Data records:
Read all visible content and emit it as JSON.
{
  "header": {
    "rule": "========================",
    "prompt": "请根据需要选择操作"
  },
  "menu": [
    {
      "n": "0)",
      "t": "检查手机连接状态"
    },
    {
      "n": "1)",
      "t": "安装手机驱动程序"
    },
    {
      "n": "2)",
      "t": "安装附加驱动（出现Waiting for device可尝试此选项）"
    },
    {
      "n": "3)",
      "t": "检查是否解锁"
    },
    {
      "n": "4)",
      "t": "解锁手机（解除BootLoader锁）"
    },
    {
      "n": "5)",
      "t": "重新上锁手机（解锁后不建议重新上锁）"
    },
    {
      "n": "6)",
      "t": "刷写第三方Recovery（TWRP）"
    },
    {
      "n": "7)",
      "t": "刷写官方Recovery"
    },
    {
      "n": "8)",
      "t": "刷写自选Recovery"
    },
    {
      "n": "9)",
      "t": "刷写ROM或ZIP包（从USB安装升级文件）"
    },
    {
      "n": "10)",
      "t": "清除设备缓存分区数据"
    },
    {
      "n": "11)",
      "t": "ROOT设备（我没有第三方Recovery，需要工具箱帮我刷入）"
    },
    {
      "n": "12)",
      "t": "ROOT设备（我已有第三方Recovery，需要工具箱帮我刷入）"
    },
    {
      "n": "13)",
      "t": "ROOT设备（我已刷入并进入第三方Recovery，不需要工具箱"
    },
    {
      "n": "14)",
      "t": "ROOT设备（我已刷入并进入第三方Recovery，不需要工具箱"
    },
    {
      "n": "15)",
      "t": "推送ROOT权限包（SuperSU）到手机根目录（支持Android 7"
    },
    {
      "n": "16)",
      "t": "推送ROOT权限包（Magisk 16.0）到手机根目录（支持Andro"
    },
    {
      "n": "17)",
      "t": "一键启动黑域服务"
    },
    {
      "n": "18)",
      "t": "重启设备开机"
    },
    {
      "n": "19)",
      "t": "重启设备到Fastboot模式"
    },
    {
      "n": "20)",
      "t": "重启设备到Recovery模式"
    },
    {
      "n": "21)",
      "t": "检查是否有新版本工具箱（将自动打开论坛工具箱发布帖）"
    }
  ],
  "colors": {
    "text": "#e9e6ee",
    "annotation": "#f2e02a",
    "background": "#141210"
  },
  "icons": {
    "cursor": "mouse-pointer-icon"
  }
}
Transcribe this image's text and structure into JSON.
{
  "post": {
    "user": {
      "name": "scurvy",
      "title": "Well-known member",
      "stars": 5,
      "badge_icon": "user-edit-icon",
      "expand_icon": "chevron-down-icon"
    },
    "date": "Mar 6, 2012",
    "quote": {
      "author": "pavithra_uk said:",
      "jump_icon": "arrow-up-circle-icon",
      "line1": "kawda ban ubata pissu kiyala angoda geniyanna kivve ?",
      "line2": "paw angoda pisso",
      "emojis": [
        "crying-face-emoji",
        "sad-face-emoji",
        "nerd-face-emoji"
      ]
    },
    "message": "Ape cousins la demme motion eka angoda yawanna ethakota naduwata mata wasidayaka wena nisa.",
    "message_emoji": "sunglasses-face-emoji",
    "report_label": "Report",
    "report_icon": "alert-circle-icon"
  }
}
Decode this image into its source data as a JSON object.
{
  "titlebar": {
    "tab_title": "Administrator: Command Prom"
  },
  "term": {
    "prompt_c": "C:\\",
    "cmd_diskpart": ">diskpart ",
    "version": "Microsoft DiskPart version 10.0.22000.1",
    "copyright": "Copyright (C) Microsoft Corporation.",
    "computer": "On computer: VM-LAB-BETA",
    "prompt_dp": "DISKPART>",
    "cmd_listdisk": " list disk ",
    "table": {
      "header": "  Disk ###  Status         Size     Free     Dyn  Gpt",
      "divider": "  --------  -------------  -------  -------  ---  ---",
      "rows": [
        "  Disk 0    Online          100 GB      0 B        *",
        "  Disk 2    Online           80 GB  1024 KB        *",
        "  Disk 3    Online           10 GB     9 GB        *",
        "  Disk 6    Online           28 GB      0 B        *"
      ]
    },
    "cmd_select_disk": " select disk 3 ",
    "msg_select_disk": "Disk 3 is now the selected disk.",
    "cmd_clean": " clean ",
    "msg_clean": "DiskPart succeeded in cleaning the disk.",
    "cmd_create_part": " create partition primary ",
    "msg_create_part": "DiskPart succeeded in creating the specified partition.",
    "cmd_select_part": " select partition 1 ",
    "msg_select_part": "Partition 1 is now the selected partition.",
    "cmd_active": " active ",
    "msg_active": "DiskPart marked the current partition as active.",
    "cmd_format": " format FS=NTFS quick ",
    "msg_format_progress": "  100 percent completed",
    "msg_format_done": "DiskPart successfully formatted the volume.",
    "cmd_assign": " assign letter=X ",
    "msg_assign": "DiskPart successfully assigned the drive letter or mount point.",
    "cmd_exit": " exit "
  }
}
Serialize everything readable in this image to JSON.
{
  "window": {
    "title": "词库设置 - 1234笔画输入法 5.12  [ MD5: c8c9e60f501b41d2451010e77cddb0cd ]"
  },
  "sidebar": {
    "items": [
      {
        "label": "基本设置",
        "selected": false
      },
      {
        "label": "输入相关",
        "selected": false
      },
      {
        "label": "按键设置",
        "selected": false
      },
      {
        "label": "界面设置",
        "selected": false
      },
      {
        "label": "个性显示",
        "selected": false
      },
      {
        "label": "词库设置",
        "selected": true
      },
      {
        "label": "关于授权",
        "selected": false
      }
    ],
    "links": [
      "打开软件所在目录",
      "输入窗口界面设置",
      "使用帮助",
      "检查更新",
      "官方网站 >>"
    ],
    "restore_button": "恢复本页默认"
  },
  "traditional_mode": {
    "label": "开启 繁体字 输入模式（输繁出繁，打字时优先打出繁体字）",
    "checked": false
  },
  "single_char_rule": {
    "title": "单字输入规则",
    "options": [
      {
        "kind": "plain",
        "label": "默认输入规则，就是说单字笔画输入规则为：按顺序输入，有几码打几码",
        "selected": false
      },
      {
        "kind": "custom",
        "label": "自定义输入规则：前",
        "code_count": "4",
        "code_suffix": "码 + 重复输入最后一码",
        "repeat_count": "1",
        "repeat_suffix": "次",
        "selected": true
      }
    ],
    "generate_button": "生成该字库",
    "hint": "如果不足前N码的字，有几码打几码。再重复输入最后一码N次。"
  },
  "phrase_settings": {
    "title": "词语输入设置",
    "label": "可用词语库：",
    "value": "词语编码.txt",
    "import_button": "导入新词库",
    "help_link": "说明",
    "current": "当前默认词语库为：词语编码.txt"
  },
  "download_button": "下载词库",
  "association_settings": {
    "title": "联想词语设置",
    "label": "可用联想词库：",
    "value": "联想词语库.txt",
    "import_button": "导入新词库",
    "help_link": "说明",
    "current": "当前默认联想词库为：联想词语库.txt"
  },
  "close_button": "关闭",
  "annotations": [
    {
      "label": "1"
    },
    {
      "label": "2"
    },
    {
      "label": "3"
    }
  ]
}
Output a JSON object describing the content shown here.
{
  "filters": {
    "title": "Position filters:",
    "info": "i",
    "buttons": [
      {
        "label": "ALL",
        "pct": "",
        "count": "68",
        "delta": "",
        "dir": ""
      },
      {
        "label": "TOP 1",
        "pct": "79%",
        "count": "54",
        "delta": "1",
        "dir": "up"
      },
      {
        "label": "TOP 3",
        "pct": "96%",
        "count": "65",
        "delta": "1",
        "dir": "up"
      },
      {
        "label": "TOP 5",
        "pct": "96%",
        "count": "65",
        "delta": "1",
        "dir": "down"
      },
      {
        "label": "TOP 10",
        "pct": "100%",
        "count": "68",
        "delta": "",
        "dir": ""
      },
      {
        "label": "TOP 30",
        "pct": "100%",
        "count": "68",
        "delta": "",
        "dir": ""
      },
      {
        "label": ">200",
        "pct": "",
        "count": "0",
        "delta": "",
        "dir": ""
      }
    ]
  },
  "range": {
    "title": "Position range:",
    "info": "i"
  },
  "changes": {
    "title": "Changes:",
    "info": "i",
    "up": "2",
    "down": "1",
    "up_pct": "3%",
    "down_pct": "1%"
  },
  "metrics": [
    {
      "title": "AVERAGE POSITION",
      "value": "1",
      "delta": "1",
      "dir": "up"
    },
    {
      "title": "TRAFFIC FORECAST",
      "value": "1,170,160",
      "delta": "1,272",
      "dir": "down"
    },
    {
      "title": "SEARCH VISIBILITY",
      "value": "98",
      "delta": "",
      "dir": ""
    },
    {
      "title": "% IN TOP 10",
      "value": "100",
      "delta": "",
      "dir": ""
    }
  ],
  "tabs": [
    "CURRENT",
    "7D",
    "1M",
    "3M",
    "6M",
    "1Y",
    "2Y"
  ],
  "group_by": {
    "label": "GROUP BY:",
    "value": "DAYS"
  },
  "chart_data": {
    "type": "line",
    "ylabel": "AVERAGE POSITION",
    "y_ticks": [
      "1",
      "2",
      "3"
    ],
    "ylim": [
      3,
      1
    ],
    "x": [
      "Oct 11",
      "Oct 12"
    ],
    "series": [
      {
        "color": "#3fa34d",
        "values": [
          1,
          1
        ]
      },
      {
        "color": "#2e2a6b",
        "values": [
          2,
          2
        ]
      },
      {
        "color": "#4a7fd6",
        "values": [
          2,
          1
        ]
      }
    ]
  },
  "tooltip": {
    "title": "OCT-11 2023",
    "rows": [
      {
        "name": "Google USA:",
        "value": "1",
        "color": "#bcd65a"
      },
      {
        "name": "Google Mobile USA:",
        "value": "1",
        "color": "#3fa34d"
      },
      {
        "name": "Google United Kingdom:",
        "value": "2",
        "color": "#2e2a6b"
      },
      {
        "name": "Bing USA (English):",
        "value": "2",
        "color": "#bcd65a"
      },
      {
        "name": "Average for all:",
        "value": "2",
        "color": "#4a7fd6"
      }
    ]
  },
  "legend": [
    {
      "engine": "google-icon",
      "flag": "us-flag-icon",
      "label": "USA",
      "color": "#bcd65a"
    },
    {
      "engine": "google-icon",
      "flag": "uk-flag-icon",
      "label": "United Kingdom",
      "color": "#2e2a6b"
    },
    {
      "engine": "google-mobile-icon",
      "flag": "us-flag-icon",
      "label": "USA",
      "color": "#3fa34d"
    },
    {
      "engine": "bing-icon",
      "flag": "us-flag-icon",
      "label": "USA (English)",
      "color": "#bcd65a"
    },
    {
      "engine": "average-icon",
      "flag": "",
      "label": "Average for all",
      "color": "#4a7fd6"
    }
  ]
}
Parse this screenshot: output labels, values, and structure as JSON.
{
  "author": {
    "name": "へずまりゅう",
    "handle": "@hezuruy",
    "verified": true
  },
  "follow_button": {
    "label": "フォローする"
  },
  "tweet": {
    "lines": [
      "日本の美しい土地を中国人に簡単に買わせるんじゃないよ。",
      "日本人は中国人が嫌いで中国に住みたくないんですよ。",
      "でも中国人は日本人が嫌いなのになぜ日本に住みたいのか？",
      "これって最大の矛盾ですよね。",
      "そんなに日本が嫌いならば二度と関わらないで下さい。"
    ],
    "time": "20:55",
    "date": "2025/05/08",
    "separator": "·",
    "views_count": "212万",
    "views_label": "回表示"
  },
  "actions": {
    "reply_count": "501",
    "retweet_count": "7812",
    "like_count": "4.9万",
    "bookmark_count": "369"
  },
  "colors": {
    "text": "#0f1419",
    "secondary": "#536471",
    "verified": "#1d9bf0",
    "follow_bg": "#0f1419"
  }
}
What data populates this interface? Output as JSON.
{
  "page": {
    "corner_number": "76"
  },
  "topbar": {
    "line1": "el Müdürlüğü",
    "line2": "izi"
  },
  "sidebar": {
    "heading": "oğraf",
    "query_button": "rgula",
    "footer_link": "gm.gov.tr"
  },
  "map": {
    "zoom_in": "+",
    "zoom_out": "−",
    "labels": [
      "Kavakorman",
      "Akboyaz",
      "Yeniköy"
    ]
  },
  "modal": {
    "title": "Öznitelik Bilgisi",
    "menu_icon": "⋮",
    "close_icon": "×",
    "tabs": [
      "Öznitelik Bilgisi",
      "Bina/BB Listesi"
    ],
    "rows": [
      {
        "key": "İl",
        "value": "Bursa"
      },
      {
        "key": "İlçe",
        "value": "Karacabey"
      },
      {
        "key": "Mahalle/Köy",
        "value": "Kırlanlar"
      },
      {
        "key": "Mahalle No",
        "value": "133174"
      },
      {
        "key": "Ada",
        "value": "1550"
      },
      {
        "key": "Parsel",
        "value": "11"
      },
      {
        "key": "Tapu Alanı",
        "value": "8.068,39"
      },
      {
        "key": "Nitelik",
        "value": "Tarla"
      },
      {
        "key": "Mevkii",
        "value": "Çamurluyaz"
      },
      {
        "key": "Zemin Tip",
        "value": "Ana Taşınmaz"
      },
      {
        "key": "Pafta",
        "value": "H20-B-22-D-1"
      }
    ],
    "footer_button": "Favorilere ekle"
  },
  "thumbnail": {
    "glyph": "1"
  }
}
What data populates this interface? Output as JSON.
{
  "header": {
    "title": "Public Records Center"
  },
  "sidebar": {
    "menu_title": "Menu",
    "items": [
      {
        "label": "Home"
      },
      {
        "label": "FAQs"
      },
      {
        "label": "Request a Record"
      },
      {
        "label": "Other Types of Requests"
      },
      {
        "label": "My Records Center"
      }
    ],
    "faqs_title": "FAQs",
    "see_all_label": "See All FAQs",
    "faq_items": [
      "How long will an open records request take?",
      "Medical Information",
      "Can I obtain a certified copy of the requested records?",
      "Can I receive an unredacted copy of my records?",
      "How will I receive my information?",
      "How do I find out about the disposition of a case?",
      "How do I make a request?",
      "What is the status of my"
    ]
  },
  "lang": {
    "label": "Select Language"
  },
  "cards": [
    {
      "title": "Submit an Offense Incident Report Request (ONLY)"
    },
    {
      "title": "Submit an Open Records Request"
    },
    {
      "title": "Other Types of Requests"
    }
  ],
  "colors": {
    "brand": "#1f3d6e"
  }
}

GOAL
Return each line with "有几码打几码".

REPLY TO THE EXERCISE
        "label": "默认输入规则，就是说单字笔画输入规则为：按顺序输入，有几码打几码",
    "hint": "如果不足前N码的字，有几码打几码。再重复输入最后一码N次。"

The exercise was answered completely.